Exercise details >> All of the listing below must be repeated word for word. Pictures are the only thing to omit.

Dataset rows about figures:
────

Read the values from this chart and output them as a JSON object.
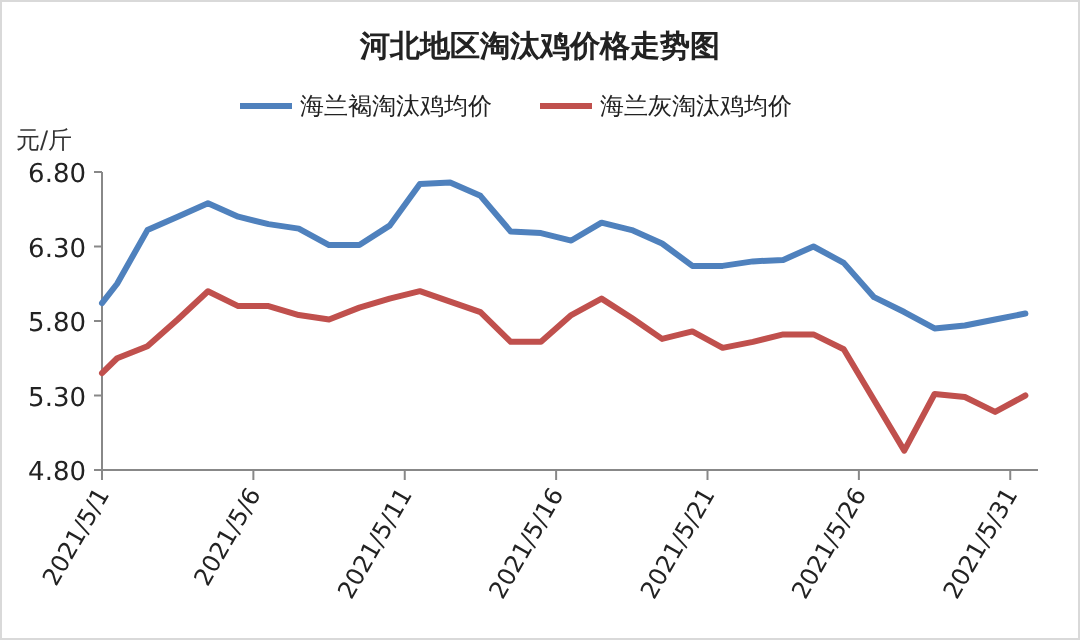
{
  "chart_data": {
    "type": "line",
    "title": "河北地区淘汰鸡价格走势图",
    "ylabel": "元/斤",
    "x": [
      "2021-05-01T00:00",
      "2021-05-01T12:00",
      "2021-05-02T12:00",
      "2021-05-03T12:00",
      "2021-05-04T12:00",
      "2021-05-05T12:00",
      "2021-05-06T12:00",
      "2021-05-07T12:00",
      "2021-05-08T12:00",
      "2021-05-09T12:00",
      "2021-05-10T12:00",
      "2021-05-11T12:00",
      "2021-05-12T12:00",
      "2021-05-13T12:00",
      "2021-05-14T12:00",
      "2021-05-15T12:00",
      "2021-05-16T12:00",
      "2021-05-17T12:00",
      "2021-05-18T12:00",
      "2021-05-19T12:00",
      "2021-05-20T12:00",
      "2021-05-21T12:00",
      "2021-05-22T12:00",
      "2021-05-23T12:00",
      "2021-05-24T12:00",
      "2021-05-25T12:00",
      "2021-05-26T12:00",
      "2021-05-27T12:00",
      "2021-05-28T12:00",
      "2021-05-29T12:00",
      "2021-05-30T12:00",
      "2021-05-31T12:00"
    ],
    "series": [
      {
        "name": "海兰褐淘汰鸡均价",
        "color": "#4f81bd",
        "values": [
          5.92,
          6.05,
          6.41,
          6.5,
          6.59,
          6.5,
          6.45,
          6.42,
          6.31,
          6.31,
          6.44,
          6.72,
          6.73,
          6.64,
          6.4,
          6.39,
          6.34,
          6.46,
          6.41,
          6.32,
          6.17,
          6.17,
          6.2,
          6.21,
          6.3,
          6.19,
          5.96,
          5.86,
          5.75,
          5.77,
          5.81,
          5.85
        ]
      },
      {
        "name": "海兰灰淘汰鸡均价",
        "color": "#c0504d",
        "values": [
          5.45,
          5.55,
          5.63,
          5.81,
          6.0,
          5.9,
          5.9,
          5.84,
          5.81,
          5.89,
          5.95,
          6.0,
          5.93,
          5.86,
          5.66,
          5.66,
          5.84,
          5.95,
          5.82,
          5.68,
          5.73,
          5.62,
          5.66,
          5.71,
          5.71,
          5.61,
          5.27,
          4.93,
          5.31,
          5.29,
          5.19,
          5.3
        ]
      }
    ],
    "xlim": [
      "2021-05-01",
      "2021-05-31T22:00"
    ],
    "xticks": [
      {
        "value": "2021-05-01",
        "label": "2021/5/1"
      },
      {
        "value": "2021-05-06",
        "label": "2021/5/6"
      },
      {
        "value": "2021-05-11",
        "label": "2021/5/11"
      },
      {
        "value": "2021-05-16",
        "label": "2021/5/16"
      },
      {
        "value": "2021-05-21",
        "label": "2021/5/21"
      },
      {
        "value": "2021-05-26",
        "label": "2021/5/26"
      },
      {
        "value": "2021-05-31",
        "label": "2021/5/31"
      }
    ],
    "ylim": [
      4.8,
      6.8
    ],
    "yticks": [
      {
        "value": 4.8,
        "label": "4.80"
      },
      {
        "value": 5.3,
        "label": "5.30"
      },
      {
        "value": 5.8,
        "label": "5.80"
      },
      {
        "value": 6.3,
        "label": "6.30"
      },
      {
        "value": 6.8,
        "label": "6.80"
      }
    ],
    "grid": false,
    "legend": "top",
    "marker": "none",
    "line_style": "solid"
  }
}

────

Expected answer >>
Read the values from this chart and output them as a JSON object.
{
  "chart_data": {
    "type": "line",
    "title": "河北地区淘汰鸡价格走势图",
    "ylabel": "元/斤",
    "x": [
      "2021-05-01T00:00",
      "2021-05-01T12:00",
      "2021-05-02T12:00",
      "2021-05-03T12:00",
      "2021-05-04T12:00",
      "2021-05-05T12:00",
      "2021-05-06T12:00",
      "2021-05-07T12:00",
      "2021-05-08T12:00",
      "2021-05-09T12:00",
      "2021-05-10T12:00",
      "2021-05-11T12:00",
      "2021-05-12T12:00",
      "2021-05-13T12:00",
      "2021-05-14T12:00",
      "2021-05-15T12:00",
      "2021-05-16T12:00",
      "2021-05-17T12:00",
      "2021-05-18T12:00",
      "2021-05-19T12:00",
      "2021-05-20T12:00",
      "2021-05-21T12:00",
      "2021-05-22T12:00",
      "2021-05-23T12:00",
      "2021-05-24T12:00",
      "2021-05-25T12:00",
      "2021-05-26T12:00",
      "2021-05-27T12:00",
      "2021-05-28T12:00",
      "2021-05-29T12:00",
      "2021-05-30T12:00",
      "2021-05-31T12:00"
    ],
    "series": [
      {
        "name": "海兰褐淘汰鸡均价",
        "color": "#4f81bd",
        "values": [
          5.92,
          6.05,
          6.41,
          6.5,
          6.59,
          6.5,
          6.45,
          6.42,
          6.31,
          6.31,
          6.44,
          6.72,
          6.73,
          6.64,
          6.4,
          6.39,
          6.34,
          6.46,
          6.41,
          6.32,
          6.17,
          6.17,
          6.2,
          6.21,
          6.3,
          6.19,
          5.96,
          5.86,
          5.75,
          5.77,
          5.81,
          5.85
        ]
      },
      {
        "name": "海兰灰淘汰鸡均价",
        "color": "#c0504d",
        "values": [
          5.45,
          5.55,
          5.63,
          5.81,
          6.0,
          5.9,
          5.9,
          5.84,
          5.81,
          5.89,
          5.95,
          6.0,
          5.93,
          5.86,
          5.66,
          5.66,
          5.84,
          5.95,
          5.82,
          5.68,
          5.73,
          5.62,
          5.66,
          5.71,
          5.71,
          5.61,
          5.27,
          4.93,
          5.31,
          5.29,
          5.19,
          5.3
        ]
      }
    ],
    "xlim": [
      "2021-05-01",
      "2021-05-31T22:00"
    ],
    "xticks": [
      {
        "value": "2021-05-01",
        "label": "2021/5/1"
      },
      {
        "value": "2021-05-06",
        "label": "2021/5/6"
      },
      {
        "value": "2021-05-11",
        "label": "2021/5/11"
      },
      {
        "value": "2021-05-16",
        "label": "2021/5/16"
      },
      {
        "value": "2021-05-21",
        "label": "2021/5/21"
      },
      {
        "value": "2021-05-26",
        "label": "2021/5/26"
      },
      {
        "value": "2021-05-31",
        "label": "2021/5/31"
      }
    ],
    "ylim": [
      4.8,
      6.8
    ],
    "yticks": [
      {
        "value": 4.8,
        "label": "4.80"
      },
      {
        "value": 5.3,
        "label": "5.30"
      },
      {
        "value": 5.8,
        "label": "5.80"
      },
      {
        "value": 6.3,
        "label": "6.30"
      },
      {
        "value": 6.8,
        "label": "6.80"
      }
    ],
    "grid": false,
    "legend": "top",
    "marker": "none",
    "line_style": "solid"
  }
}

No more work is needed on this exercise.